### WHAT YOU ARE ASKED TO DO
Check every line for the word "Order" and give the number of lines where it occurs, nothing else.

### EXTRACTED INFORMATION
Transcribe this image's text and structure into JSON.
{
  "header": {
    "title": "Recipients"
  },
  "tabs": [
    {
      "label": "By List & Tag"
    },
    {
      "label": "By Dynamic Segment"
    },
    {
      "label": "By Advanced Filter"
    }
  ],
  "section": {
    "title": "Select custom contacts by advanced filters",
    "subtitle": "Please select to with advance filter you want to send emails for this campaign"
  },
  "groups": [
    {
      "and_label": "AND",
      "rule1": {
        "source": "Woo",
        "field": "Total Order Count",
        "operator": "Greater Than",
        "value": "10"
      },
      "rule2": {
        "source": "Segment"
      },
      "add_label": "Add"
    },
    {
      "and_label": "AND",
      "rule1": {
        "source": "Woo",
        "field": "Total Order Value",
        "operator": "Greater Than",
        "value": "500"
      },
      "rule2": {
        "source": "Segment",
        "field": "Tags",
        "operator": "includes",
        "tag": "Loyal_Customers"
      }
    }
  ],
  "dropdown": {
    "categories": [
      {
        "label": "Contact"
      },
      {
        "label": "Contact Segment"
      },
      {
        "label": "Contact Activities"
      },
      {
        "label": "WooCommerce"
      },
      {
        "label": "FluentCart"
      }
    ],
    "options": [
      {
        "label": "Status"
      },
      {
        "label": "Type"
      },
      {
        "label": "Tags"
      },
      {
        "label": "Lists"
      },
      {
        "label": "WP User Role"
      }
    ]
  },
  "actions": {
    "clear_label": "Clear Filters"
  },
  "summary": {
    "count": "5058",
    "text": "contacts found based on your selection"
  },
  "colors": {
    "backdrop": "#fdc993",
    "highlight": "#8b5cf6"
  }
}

### RESPONSE TO THIS EXERCISE
2